REQUIREMENT A |
Retype the passage from the Madrid course announcement word for word, beginning at the words "The Werner Institute" and stopping after "June 13, 2014.".
REQUIREMENT B |
According to the Madrid course announcement, between which dates does the course's online component run?

SOURCE EXTRACT |

Special Course: Collective Memory, History & Conflict (In Madrid & Online)

STUDY ABROAD COURSE IN MADRID, SPAIN

"Collective Memory, History and Conflict"
(NDR 720) (3 credit hours)

The Werner Institute at Creighton University Graduate Program (M.S. in Negotiation and Conflict Resolution)pleased to offer a summer elective course entitled "Collective Memory, 

History, and Conflict, in Madrid, Spain, June 14 - 21, 2014.  Students enrolled in this course will 

explore the various roles that memory can play in conflict engagement. We will visit heritage sites, museums, and monuments in Madrid, Spain to illustrate the role of collective memory in conflict.  Additionally, this course has an online component between June 2 - June 13, 2014.

Course description

Memory is the manner in which humans process, remember, store information and reconstruct prior experiences.  Memory also allows us to learn from our experiences, adapt, and build relationships.  Through memory we can determine if someone has kept a promise, store our perceptions about individuals, and predict future actions.  In many ways we construct who we are based on our stored memories.  When memories are shared and agreed upon by a group, they become collective memories. Collective memories produced within society are passed on from generation to generation and through these collective memories, individuals can "recall" events that they have not personally experienced (Hallbawchs 1992: 38). Memory allows us to connect with others, but it can also create differences that lead to conflict. Memory can be an instrument for social justice, or a tool for perpetuating injustices. Collective memories influence individuals, organizations, and countries.

RAW DATA |
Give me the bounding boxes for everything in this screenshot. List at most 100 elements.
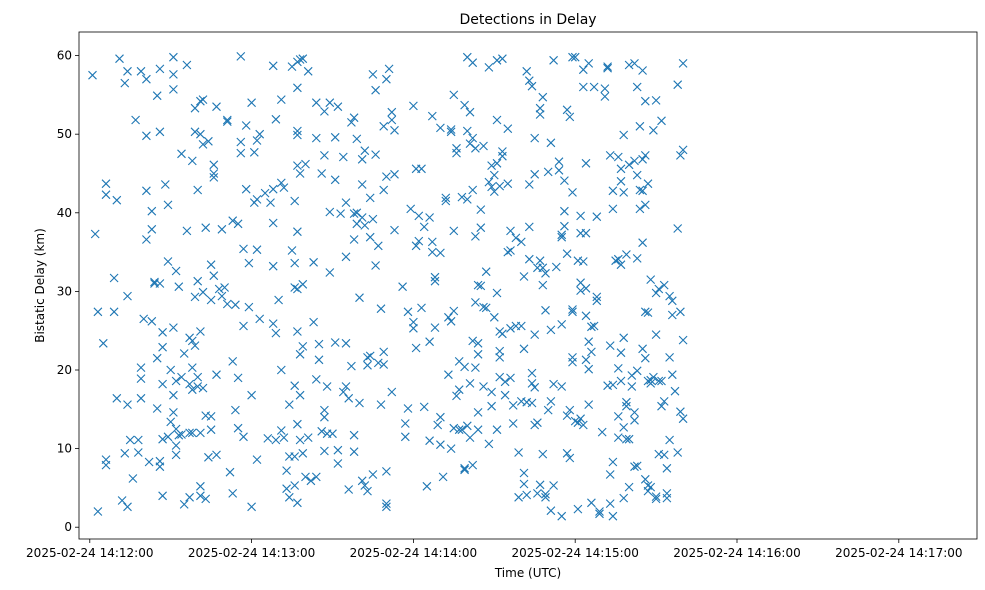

RESPONSE A |
The Werner Institute at Creighton University Graduate Program (M.S. in Negotiation and Conflict Resolution)pleased to offer a summer elective course entitled "Collective Memory, 

History, and Conflict, in Madrid, Spain, June 14 - 21, 2014.  Students enrolled in this course will 

explore the various roles that memory can play in conflict engagement. We will visit heritage sites, museums, and monuments in Madrid, Spain to illustrate the role of collective memory in conflict.  Additionally, this course has an online component between June 2 - June 13, 2014.

RESPONSE B |
June 2 to June 13, 2014.